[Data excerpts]

++++++++++

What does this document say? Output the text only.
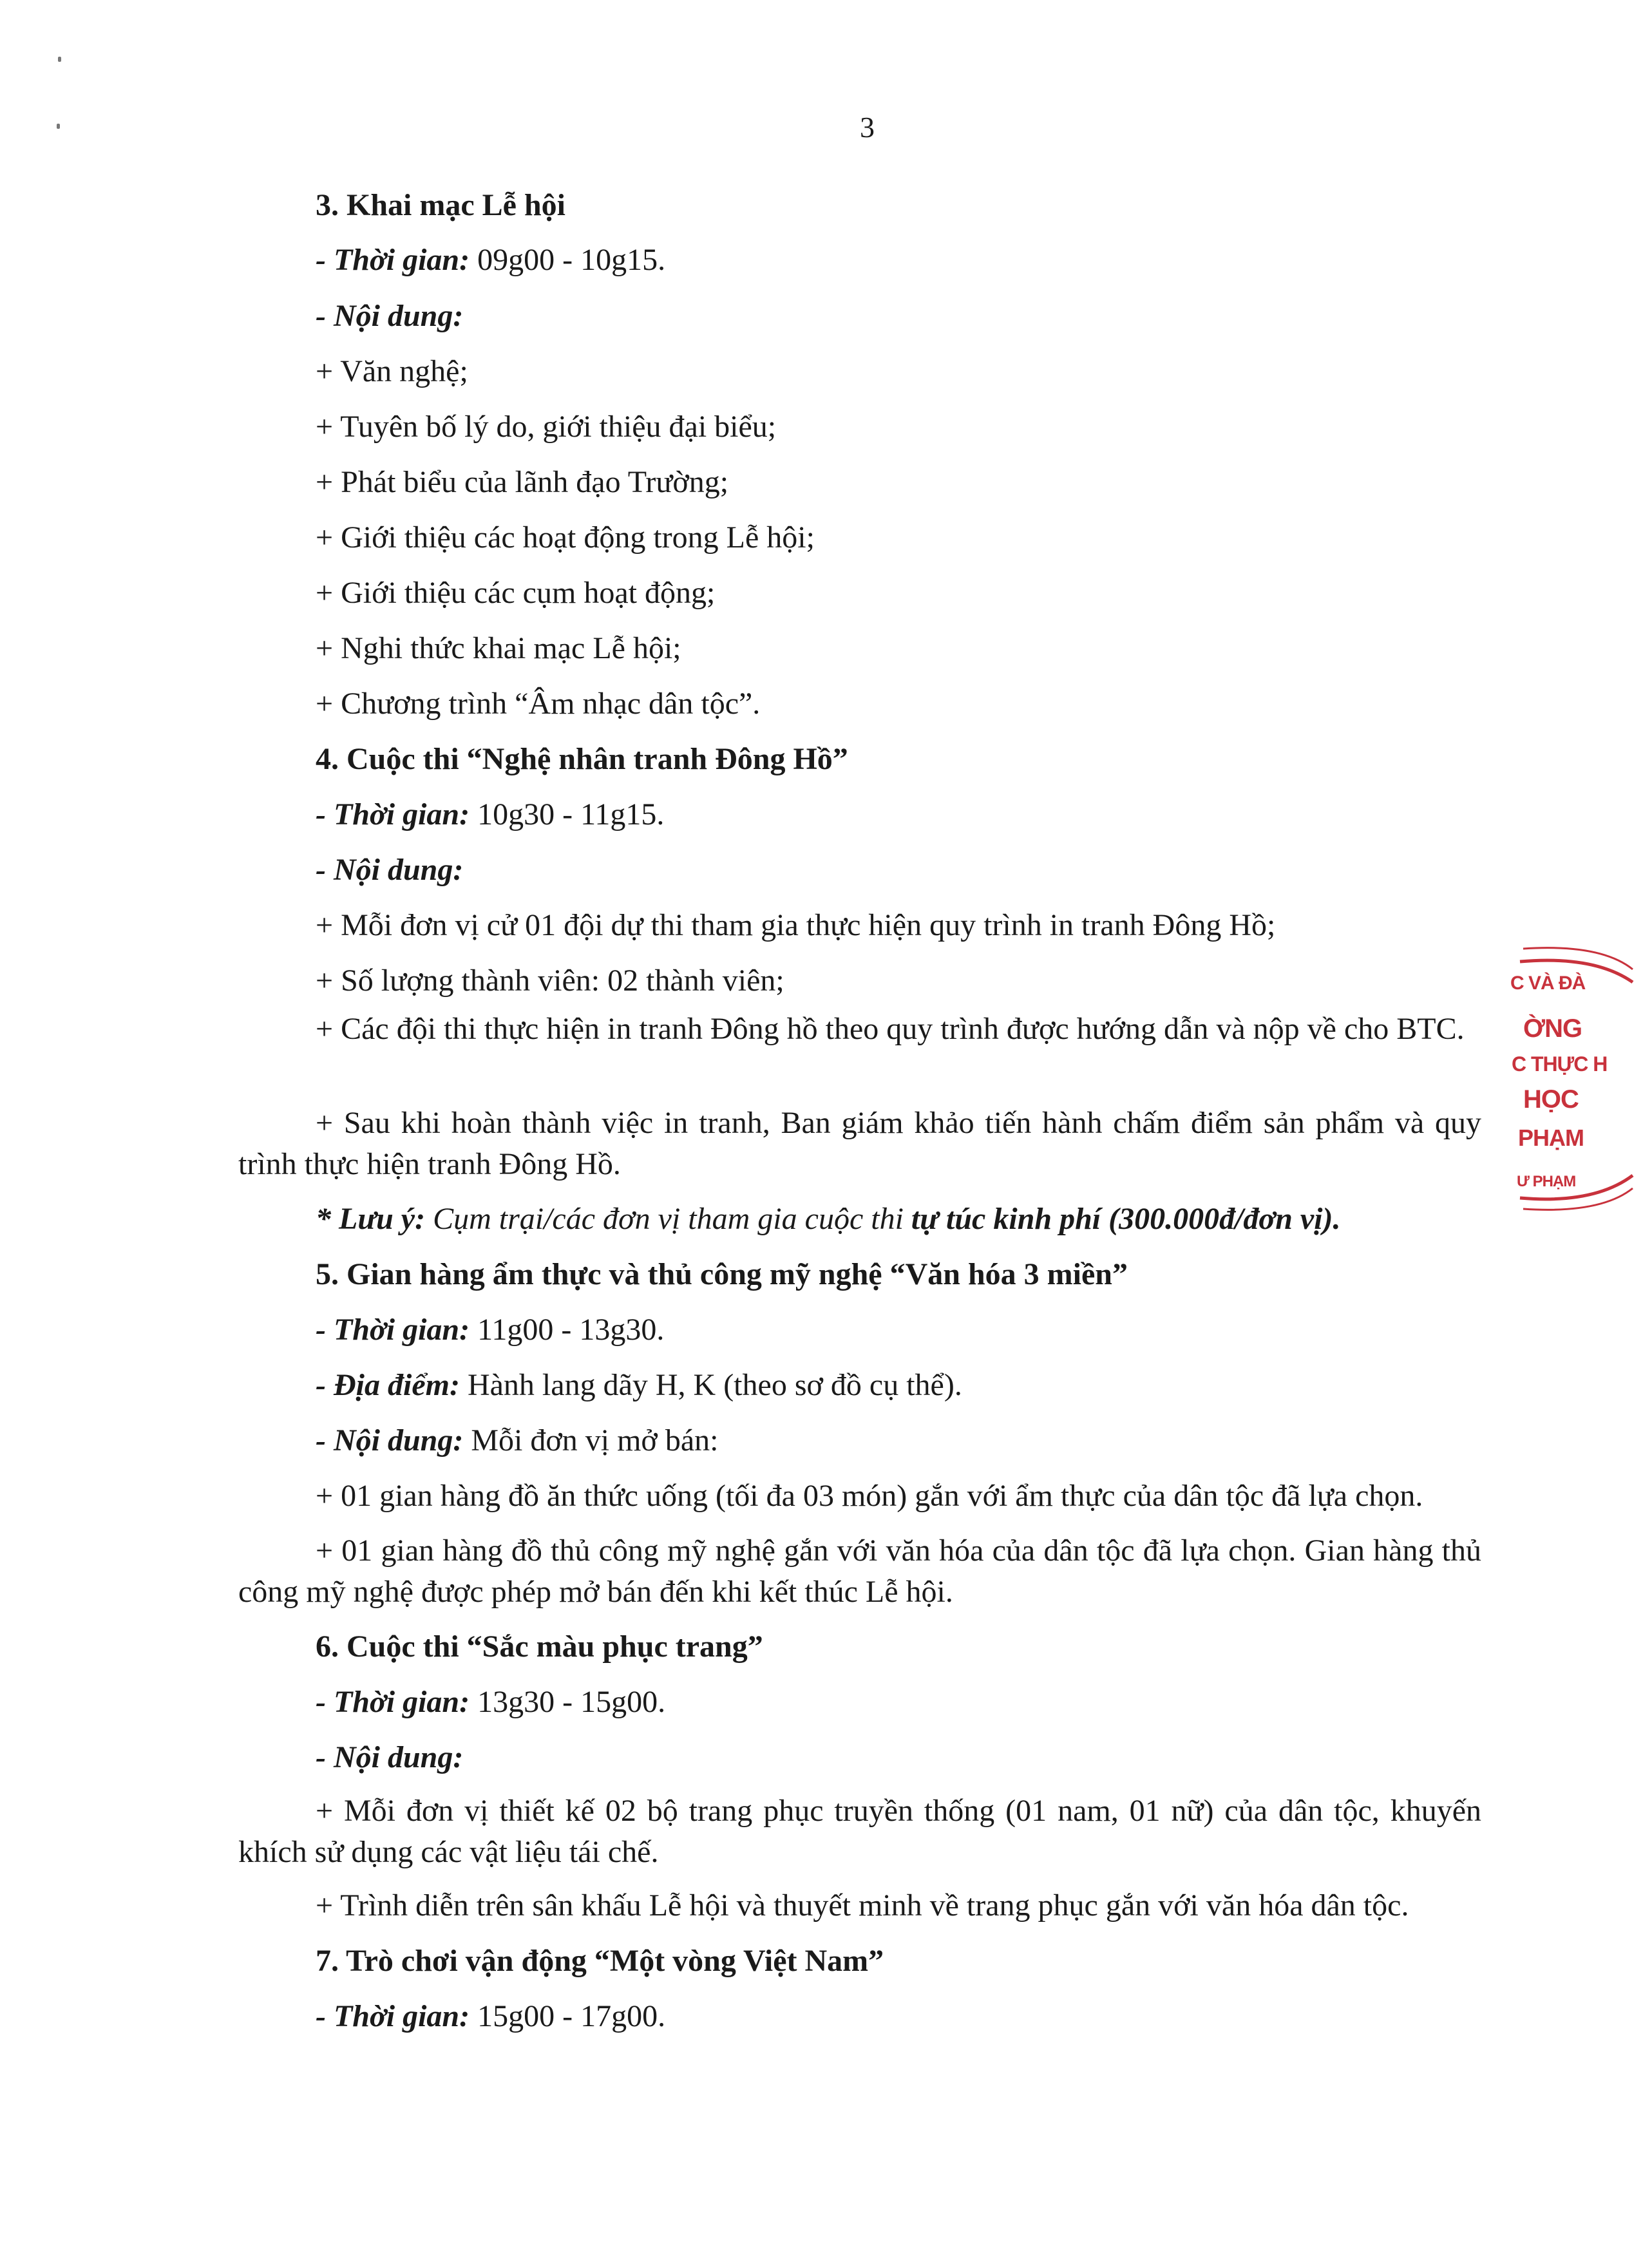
3
3. Khai mạc Lễ hội
- Thời gian: 09g00 - 10g15.
- Nội dung:
+ Văn nghệ;
+ Tuyên bố lý do, giới thiệu đại biểu;
+ Phát biểu của lãnh đạo Trường;
+ Giới thiệu các hoạt động trong Lễ hội;
+ Giới thiệu các cụm hoạt động;
+ Nghi thức khai mạc Lễ hội;
+ Chương trình “Âm nhạc dân tộc”.
4. Cuộc thi “Nghệ nhân tranh Đông Hồ”
- Thời gian: 10g30 - 11g15.
- Nội dung:
+ Mỗi đơn vị cử 01 đội dự thi tham gia thực hiện quy trình in tranh Đông Hồ;
+ Số lượng thành viên: 02 thành viên;
+ Các đội thi thực hiện in tranh Đông hồ theo quy trình được hướng dẫn và nộp về cho BTC.
+ Sau khi hoàn thành việc in tranh, Ban giám khảo tiến hành chấm điểm sản phẩm và quy trình thực hiện tranh Đông Hồ.
* Lưu ý: Cụm trại/các đơn vị tham gia cuộc thi tự túc kinh phí (300.000đ/đơn vị).
5. Gian hàng ẩm thực và thủ công mỹ nghệ “Văn hóa 3 miền”
- Thời gian: 11g00 - 13g30.
- Địa điểm: Hành lang dãy H, K (theo sơ đồ cụ thể).
- Nội dung: Mỗi đơn vị mở bán:
+ 01 gian hàng đồ ăn thức uống (tối đa 03 món) gắn với ẩm thực của dân tộc đã lựa chọn.
+ 01 gian hàng đồ thủ công mỹ nghệ gắn với văn hóa của dân tộc đã lựa chọn. Gian hàng thủ công mỹ nghệ được phép mở bán đến khi kết thúc Lễ hội.
6. Cuộc thi “Sắc màu phục trang”
- Thời gian: 13g30 - 15g00.
- Nội dung:
+ Mỗi đơn vị thiết kế 02 bộ trang phục truyền thống (01 nam, 01 nữ) của dân tộc, khuyến khích sử dụng các vật liệu tái chế.
+ Trình diễn trên sân khấu Lễ hội và thuyết minh về trang phục gắn với văn hóa dân tộc.
7. Trò chơi vận động “Một vòng Việt Nam”
- Thời gian: 15g00 - 17g00.
C VÀ ĐÀ
ỜNG
C THỰC H
HỌC
PHẠM
Ư PHẠM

++++++++++

- **What is required**
Search the lines for "phục". Copy each line that has it.

- **Result of the task**
6. Cuộc thi “Sắc màu phục trang”
+ Mỗi đơn vị thiết kế 02 bộ trang phục truyền thống (01 nam, 01 nữ) của dân tộc, khuyến khích sử dụng các vật liệu tái chế.
+ Trình diễn trên sân khấu Lễ hội và thuyết minh về trang phục gắn với văn hóa dân tộc.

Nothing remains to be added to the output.